### GOAL OF THE EXERCISE
Check each line of the data for "Name" and select those that have it.

++++++++

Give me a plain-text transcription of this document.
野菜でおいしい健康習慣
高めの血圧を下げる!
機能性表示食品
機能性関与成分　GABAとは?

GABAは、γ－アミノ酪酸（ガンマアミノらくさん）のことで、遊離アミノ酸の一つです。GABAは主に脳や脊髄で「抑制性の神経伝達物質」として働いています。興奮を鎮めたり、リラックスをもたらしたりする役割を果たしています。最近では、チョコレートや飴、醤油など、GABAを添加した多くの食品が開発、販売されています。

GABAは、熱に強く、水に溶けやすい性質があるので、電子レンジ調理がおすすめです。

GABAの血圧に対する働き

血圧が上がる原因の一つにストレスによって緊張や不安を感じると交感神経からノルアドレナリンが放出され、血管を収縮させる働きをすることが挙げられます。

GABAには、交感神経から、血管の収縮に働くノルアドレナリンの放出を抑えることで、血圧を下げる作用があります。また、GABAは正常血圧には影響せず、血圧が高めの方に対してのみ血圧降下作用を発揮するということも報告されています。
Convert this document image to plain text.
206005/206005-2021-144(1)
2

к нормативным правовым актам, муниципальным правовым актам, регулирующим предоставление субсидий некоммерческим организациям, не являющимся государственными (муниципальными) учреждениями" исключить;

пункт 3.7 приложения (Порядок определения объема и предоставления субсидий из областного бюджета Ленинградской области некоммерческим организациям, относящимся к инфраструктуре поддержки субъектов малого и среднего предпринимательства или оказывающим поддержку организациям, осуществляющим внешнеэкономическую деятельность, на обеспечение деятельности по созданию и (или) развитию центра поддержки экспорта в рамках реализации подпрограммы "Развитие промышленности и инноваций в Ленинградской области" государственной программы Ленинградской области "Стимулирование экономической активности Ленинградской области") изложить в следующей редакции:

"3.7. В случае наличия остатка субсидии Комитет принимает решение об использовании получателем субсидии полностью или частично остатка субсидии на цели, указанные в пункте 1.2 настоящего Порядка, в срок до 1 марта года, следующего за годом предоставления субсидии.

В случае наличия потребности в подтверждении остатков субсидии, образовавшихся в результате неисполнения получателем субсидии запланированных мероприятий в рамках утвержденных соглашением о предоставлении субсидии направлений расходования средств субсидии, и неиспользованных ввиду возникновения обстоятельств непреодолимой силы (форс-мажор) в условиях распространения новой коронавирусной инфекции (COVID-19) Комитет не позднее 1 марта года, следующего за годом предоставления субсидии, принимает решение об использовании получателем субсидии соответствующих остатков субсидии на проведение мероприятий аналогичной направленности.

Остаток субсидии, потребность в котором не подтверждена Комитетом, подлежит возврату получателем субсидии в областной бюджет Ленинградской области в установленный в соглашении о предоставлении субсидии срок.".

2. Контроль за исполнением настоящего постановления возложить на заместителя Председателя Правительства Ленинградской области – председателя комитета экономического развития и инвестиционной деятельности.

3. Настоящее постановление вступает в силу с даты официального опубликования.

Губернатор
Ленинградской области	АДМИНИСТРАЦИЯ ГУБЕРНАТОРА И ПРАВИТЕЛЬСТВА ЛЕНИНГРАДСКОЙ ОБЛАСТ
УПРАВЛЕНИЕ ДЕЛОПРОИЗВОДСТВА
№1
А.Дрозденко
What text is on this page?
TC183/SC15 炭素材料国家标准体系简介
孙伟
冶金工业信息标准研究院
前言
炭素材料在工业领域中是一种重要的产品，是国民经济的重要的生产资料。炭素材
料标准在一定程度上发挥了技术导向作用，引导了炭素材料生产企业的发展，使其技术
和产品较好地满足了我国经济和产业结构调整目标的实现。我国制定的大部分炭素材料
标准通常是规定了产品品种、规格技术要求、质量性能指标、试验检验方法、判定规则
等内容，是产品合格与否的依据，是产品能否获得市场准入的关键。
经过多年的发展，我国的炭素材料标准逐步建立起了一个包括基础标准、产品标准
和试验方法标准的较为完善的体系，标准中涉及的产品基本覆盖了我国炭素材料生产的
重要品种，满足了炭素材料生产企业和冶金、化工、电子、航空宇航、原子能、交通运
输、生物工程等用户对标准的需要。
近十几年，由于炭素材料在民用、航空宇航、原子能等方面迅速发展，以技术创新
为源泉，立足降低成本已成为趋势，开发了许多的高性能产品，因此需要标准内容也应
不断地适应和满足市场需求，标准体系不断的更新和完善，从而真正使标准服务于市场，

++++++++

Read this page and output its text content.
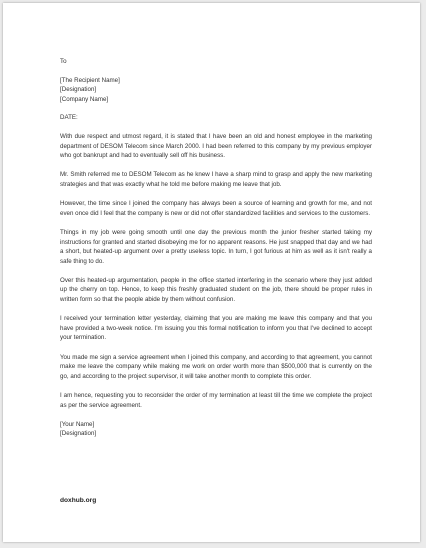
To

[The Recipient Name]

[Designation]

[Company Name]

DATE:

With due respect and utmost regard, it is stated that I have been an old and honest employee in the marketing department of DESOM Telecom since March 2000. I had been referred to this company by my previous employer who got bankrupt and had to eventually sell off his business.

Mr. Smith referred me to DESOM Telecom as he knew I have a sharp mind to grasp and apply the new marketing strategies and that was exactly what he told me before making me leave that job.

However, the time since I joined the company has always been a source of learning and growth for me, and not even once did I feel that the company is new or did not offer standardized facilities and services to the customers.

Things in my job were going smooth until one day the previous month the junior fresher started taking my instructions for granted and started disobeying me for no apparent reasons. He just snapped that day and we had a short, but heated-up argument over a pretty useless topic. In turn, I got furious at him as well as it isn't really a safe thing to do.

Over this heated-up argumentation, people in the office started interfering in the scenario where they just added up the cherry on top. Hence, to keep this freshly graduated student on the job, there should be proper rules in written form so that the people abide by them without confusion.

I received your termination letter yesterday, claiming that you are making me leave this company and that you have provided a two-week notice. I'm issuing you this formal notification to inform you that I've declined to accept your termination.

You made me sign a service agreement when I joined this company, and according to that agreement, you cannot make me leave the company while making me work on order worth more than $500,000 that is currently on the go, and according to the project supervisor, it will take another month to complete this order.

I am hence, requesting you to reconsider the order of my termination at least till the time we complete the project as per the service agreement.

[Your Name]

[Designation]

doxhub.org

++++++++

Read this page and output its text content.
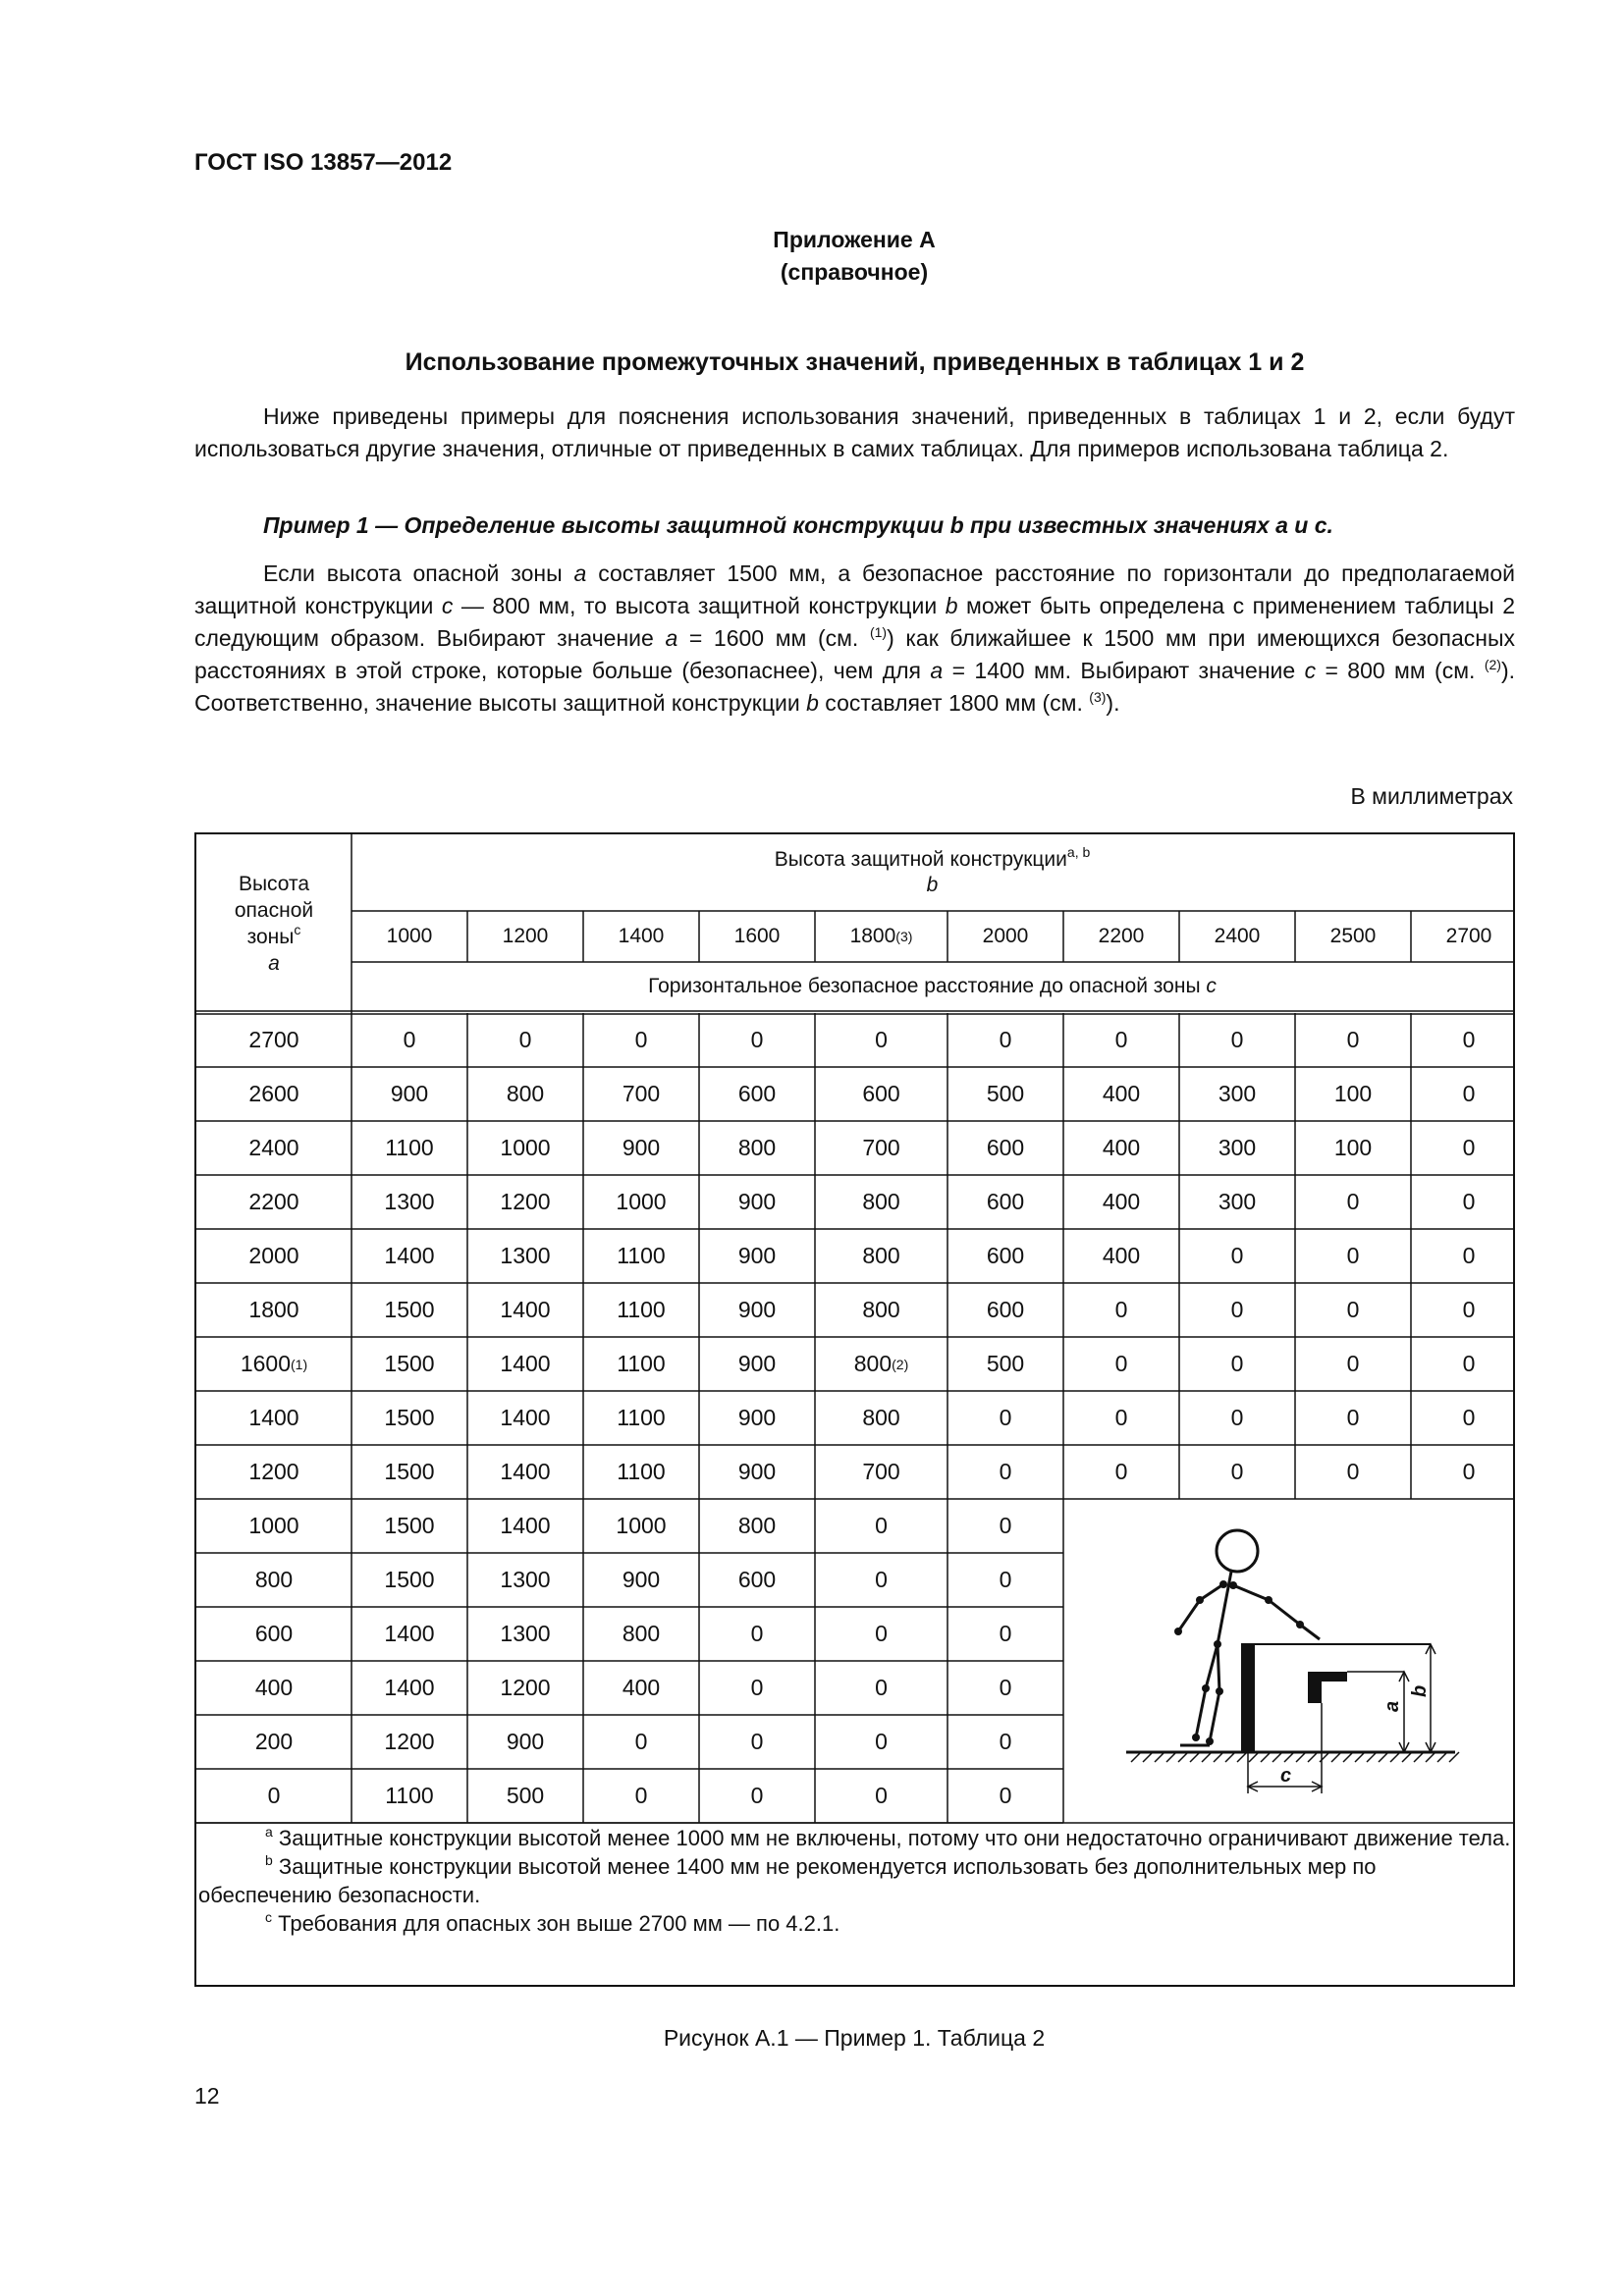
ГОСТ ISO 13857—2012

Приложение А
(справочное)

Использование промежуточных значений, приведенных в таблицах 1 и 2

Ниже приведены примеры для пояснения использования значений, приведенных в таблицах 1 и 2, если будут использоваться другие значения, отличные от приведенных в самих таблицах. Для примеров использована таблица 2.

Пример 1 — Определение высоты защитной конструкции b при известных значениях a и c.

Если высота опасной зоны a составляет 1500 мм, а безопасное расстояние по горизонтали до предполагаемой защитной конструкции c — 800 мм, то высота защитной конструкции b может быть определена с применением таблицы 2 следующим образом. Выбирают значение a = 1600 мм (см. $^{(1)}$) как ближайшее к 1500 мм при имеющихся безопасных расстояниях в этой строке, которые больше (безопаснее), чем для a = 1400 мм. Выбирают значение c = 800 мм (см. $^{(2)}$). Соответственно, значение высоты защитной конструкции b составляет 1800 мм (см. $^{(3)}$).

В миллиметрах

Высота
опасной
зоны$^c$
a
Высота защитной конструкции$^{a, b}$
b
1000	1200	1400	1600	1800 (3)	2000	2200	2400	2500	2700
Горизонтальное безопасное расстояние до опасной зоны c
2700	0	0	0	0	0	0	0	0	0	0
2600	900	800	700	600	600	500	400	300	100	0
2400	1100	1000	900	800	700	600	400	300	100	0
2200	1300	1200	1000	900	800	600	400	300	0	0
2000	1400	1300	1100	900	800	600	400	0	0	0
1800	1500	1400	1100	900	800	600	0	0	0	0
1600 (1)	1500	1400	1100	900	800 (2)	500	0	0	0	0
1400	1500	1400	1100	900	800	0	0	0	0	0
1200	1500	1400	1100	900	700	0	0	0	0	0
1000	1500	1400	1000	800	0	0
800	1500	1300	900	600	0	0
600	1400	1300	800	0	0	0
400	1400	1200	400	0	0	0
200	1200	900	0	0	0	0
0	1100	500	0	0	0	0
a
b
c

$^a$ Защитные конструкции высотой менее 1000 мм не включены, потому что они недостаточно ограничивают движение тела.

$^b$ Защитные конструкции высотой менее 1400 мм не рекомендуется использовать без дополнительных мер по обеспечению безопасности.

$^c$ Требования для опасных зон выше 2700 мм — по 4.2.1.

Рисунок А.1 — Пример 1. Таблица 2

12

++++++++

### WORKED SOLUTION
[The Recipient Name]
[Company Name]
[Your Name]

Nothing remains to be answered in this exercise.